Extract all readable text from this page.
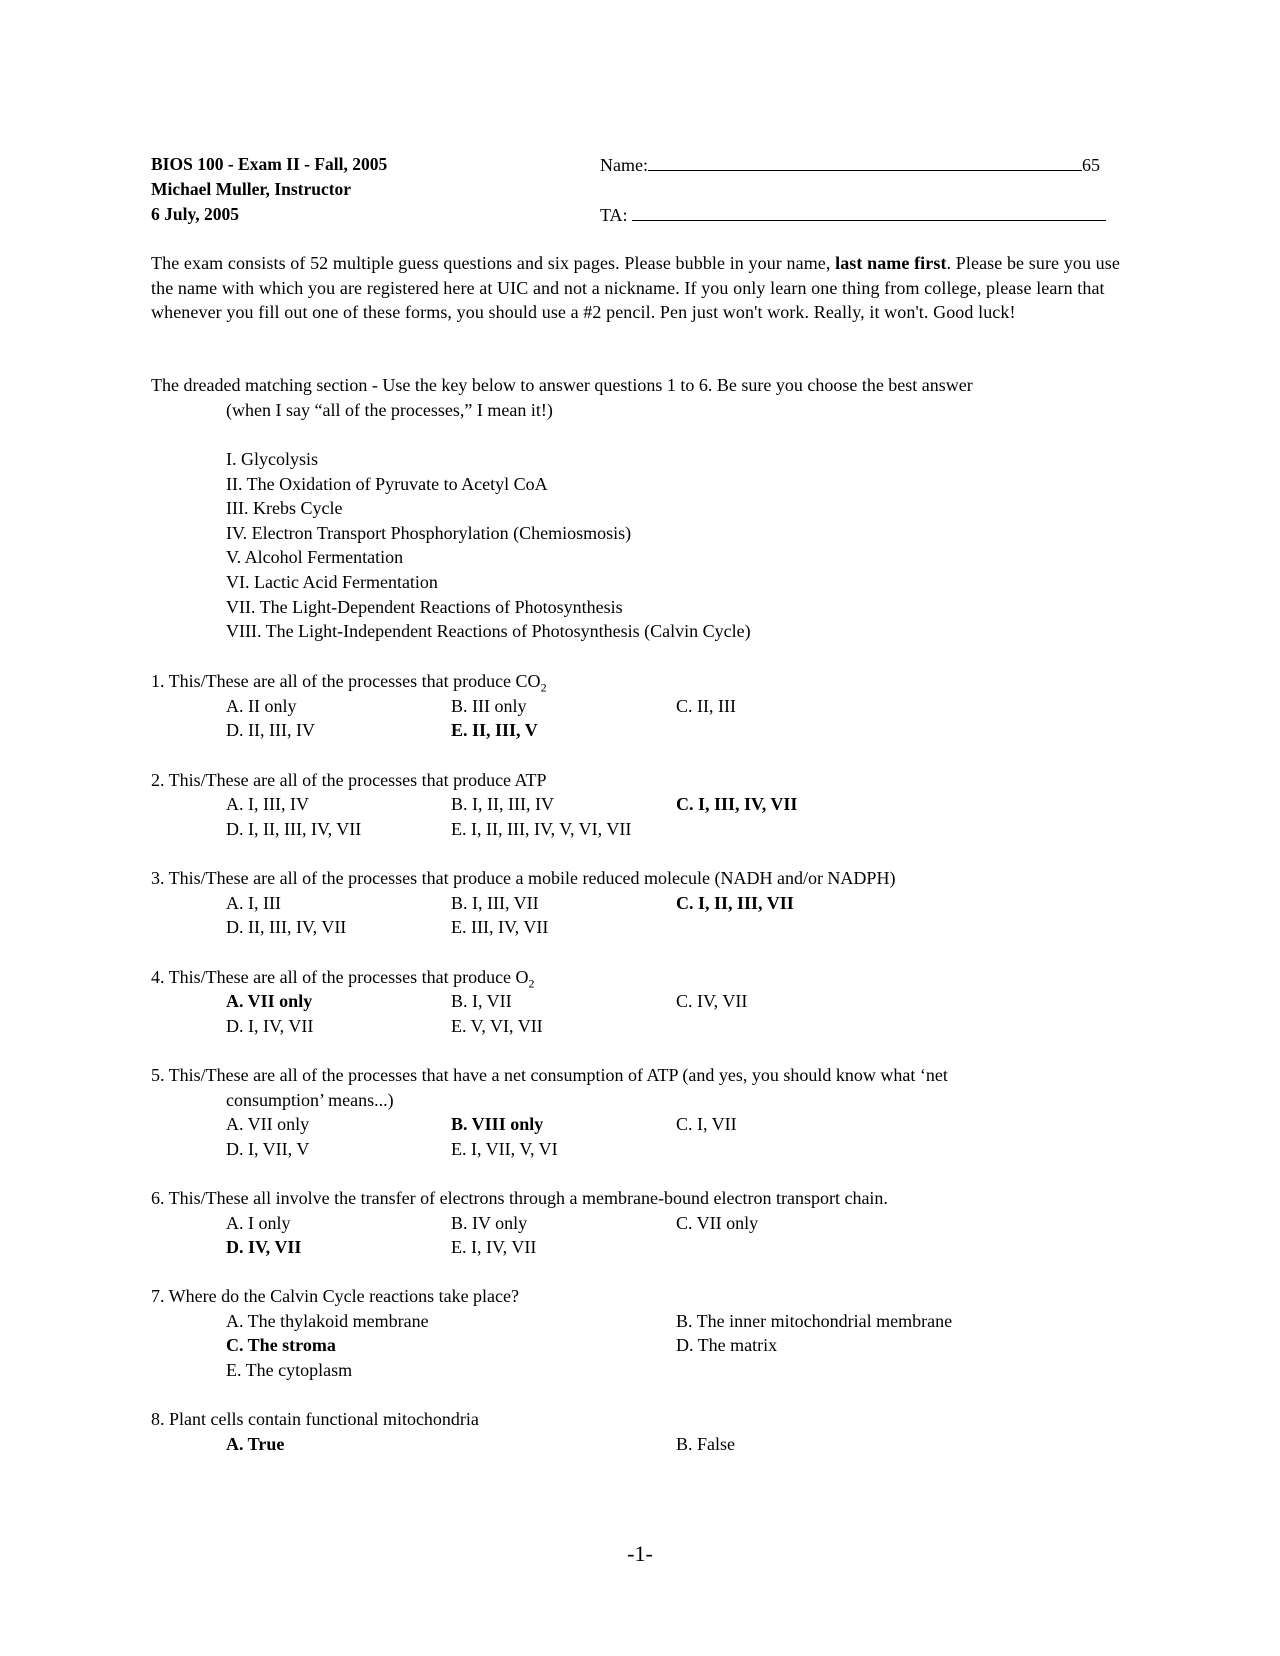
BIOS 100 - Exam II - Fall, 2005
Michael Muller, Instructor
6 July, 2005
Name:	65
TA:
The exam consists of 52 multiple guess questions and six pages. Please bubble in your name, last name first. Please be sure you use the name with which you are registered here at UIC and not a nickname. If you only learn one thing from college, please learn that whenever you fill out one of these forms, you should use a #2 pencil. Pen just won't work. Really, it won't. Good luck!
The dreaded matching section - Use the key below to answer questions 1 to 6. Be sure you choose the best answer
(when I say “all of the processes,” I mean it!)
I. Glycolysis
II. The Oxidation of Pyruvate to Acetyl CoA
III. Krebs Cycle
IV. Electron Transport Phosphorylation (Chemiosmosis)
V. Alcohol Fermentation
VI. Lactic Acid Fermentation
VII. The Light-Dependent Reactions of Photosynthesis
VIII. The Light-Independent Reactions of Photosynthesis (Calvin Cycle)
1. This/These are all of the processes that produce $CO_2$
A. II only	B. III only	C. II, III
D. II, III, IV	E. II, III, V
2. This/These are all of the processes that produce ATP
A. I, III, IV	B. I, II, III, IV	C. I, III, IV, VII
D. I, II, III, IV, VII	E. I, II, III, IV, V, VI, VII
3. This/These are all of the processes that produce a mobile reduced molecule (NADH and/or NADPH)
A. I, III	B. I, III, VII	C. I, II, III, VII
D. II, III, IV, VII	E. III, IV, VII
4. This/These are all of the processes that produce $O_2$
A. VII only	B. I, VII	C. IV, VII
D. I, IV, VII	E. V, VI, VII
5. This/These are all of the processes that have a net consumption of ATP (and yes, you should know what ‘net
consumption’ means...)
A. VII only	B. VIII only	C. I, VII
D. I, VII, V	E. I, VII, V, VI
6. This/These all involve the transfer of electrons through a membrane-bound electron transport chain.
A. I only	B. IV only	C. VII only
D. IV, VII	E. I, IV, VII
7. Where do the Calvin Cycle reactions take place?
A. The thylakoid membrane	B. The inner mitochondrial membrane
C. The stroma	D. The matrix
E. The cytoplasm
8. Plant cells contain functional mitochondria
A. True	B. False
-1-
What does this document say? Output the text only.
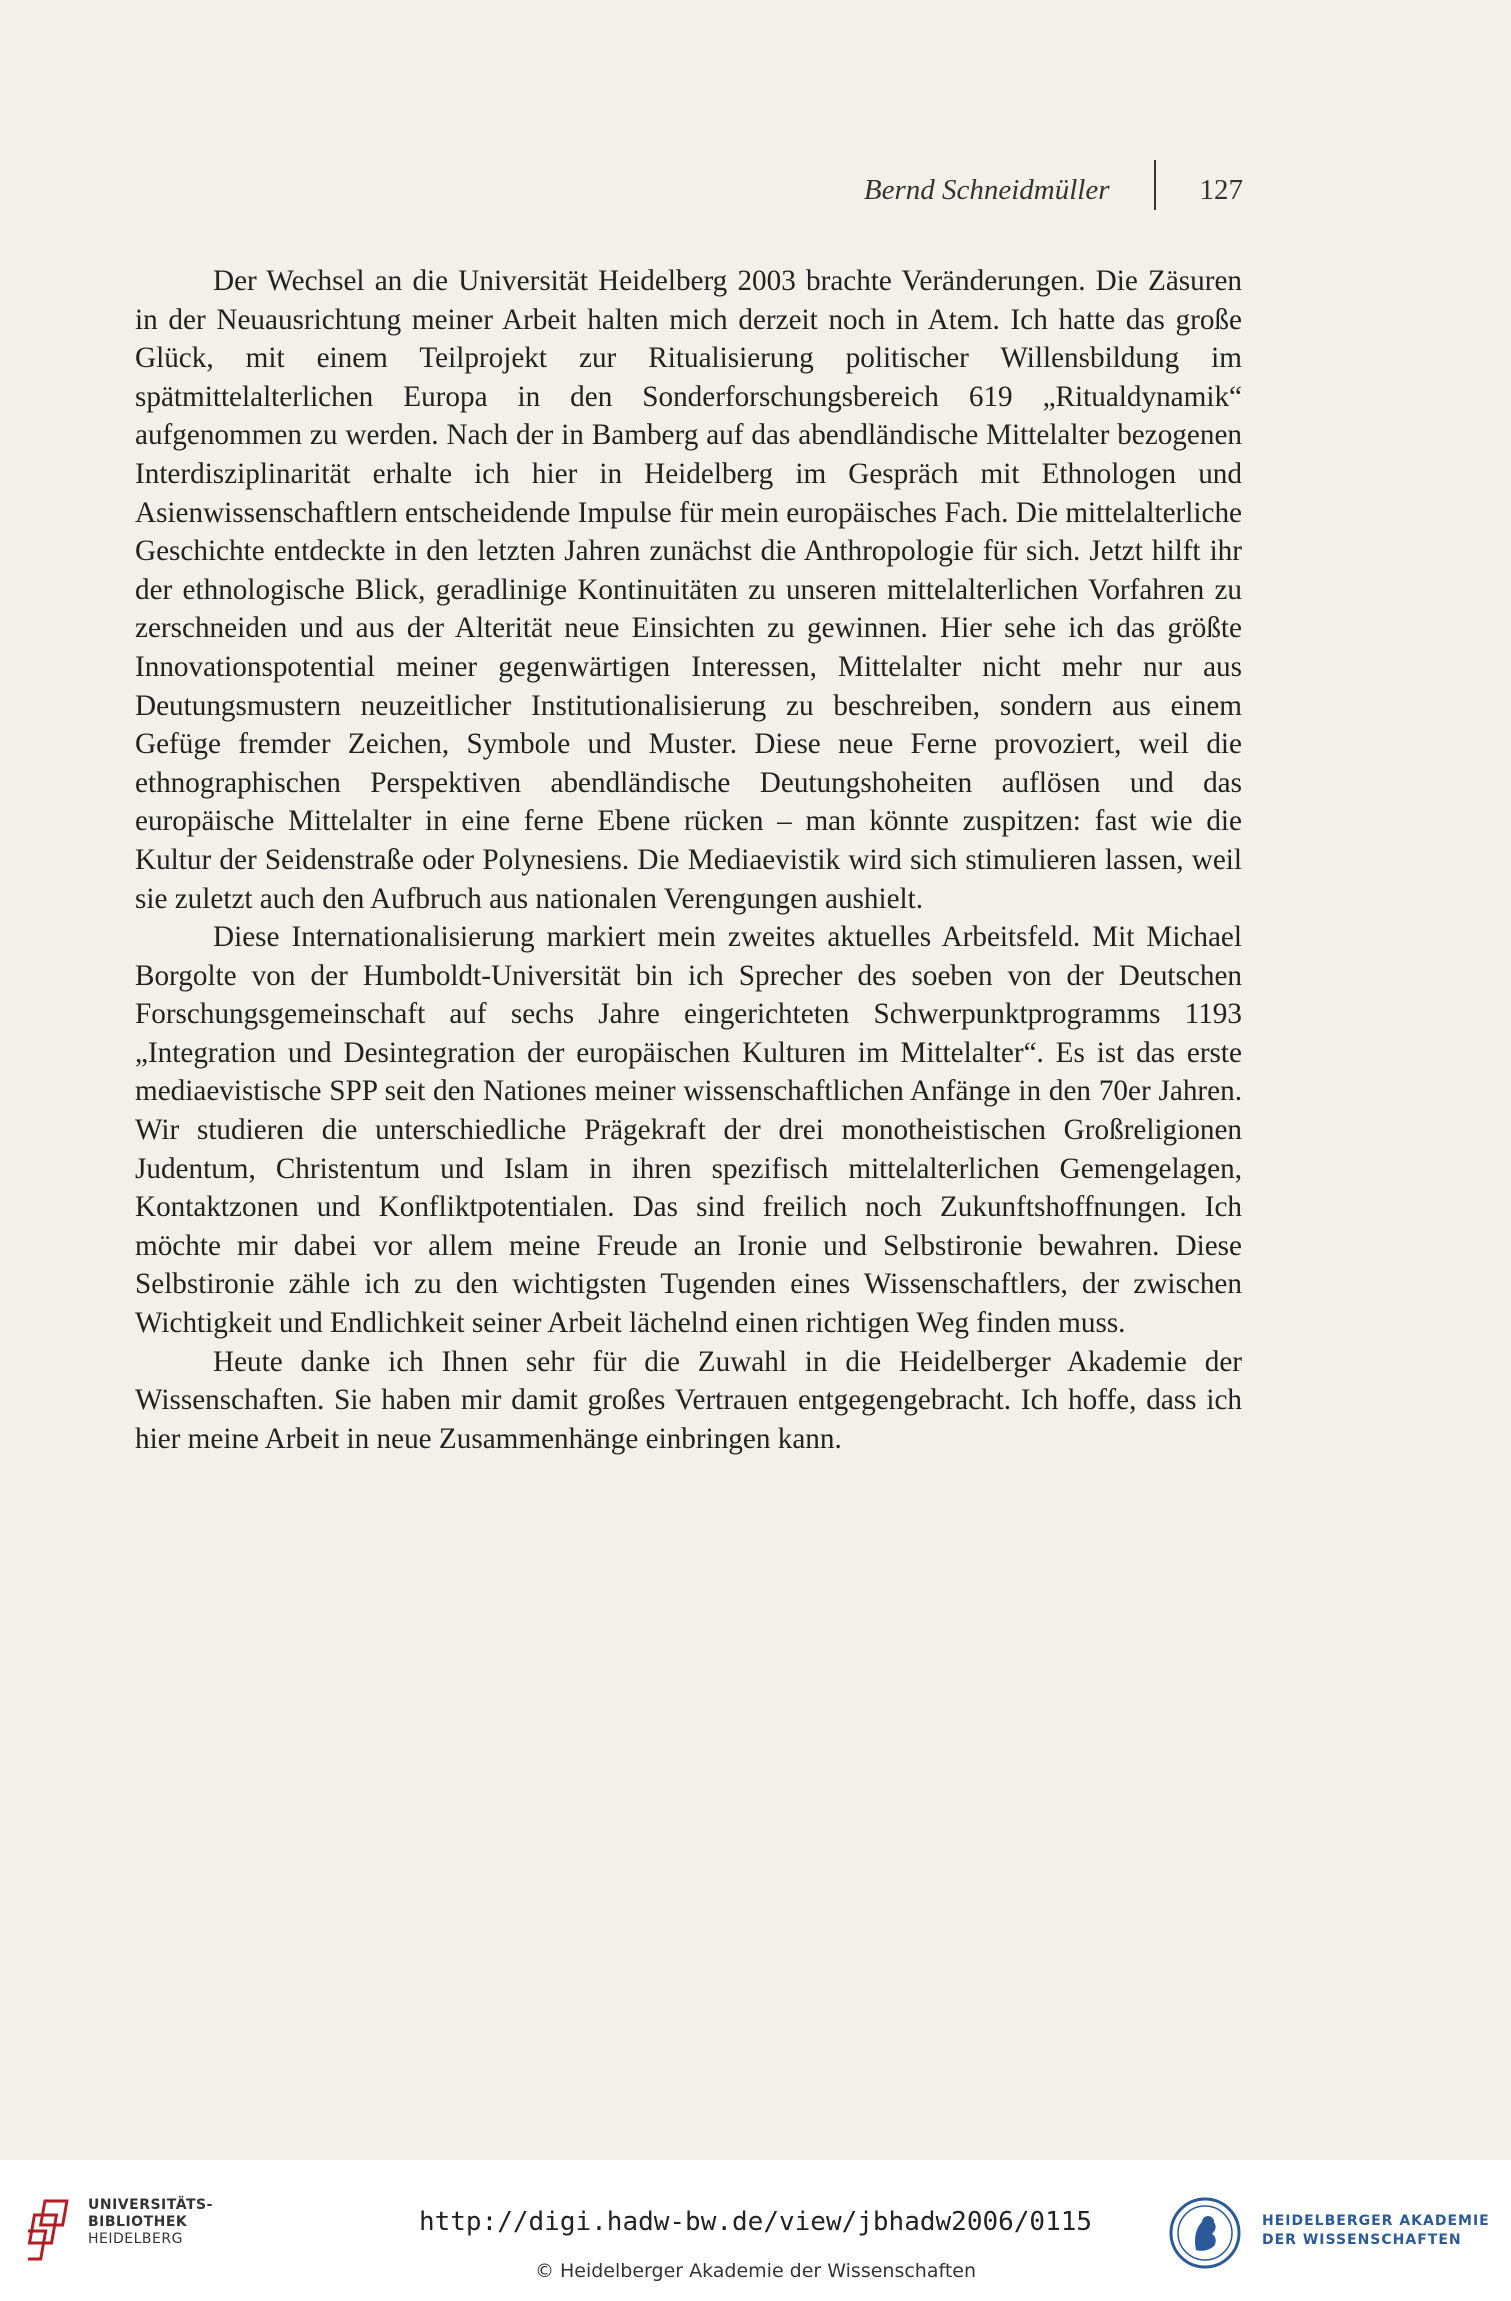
Bernd Schneidmüller	127

Der Wechsel an die Universität Heidelberg 2003 brachte Veränderungen. Die Zäsuren in der Neuausrichtung meiner Arbeit halten mich derzeit noch in Atem. Ich hatte das große Glück, mit einem Teilprojekt zur Ritualisierung politischer Willensbildung im spätmittelalterlichen Europa in den Sonderforschungsbereich 619 „Ritualdynamik“ aufgenommen zu werden. Nach der in Bamberg auf das abendländische Mittelalter bezogenen Interdisziplinarität erhalte ich hier in Heidelberg im Gespräch mit Ethnologen und Asienwissenschaftlern entscheidende Impulse für mein europäisches Fach. Die mittelalterliche Geschichte entdeckte in den letzten Jahren zunächst die Anthropologie für sich. Jetzt hilft ihr der ethnologische Blick, geradlinige Kontinuitäten zu unseren mittelalterlichen Vorfahren zu zerschneiden und aus der Alterität neue Einsichten zu gewinnen. Hier sehe ich das größte Innovationspotential meiner gegenwärtigen Interessen, Mittelalter nicht mehr nur aus Deutungsmustern neuzeitlicher Institutionalisierung zu beschreiben, sondern aus einem Gefüge fremder Zeichen, Symbole und Muster. Diese neue Ferne provoziert, weil die ethnographischen Perspektiven abendländische Deutungshoheiten auflösen und das europäische Mittelalter in eine ferne Ebene rücken – man könnte zuspitzen: fast wie die Kultur der Seidenstraße oder Polynesiens. Die Mediaevistik wird sich stimulieren lassen, weil sie zuletzt auch den Aufbruch aus nationalen Verengungen aushielt.

Diese Internationalisierung markiert mein zweites aktuelles Arbeitsfeld. Mit Michael Borgolte von der Humboldt-Universität bin ich Sprecher des soeben von der Deutschen Forschungsgemeinschaft auf sechs Jahre eingerichteten Schwerpunktprogramms 1193 „Integration und Desintegration der europäischen Kulturen im Mittelalter“. Es ist das erste mediaevistische SPP seit den Nationes meiner wissenschaftlichen Anfänge in den 70er Jahren. Wir studieren die unterschiedliche Prägekraft der drei monotheistischen Großreligionen Judentum, Christentum und Islam in ihren spezifisch mittelalterlichen Gemengelagen, Kontaktzonen und Konfliktpotentialen. Das sind freilich noch Zukunftshoffnungen. Ich möchte mir dabei vor allem meine Freude an Ironie und Selbstironie bewahren. Diese Selbstironie zähle ich zu den wichtigsten Tugenden eines Wissenschaftlers, der zwischen Wichtigkeit und Endlichkeit seiner Arbeit lächelnd einen richtigen Weg finden muss.

Heute danke ich Ihnen sehr für die Zuwahl in die Heidelberger Akademie der Wissenschaften. Sie haben mir damit großes Vertrauen entgegengebracht. Ich hoffe, dass ich hier meine Arbeit in neue Zusammenhänge einbringen kann.

UNIVERSITÄTS-
BIBLIOTHEK
HEIDELBERG
http://digi.hadw-bw.de/view/jbhadw2006/0115
© Heidelberger Akademie der Wissenschaften
HEIDELBERGER AKADEMIE
DER WISSENSCHAFTEN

▶ **EXERCISE AIM**
If a line in the records contains the word "Cycle", copy it.

▶ **SOLUTION**
III. Krebs Cycle
VIII. The Light-Independent Reactions of Photosynthesis (Calvin Cycle)
7. Where do the Calvin Cycle reactions take place?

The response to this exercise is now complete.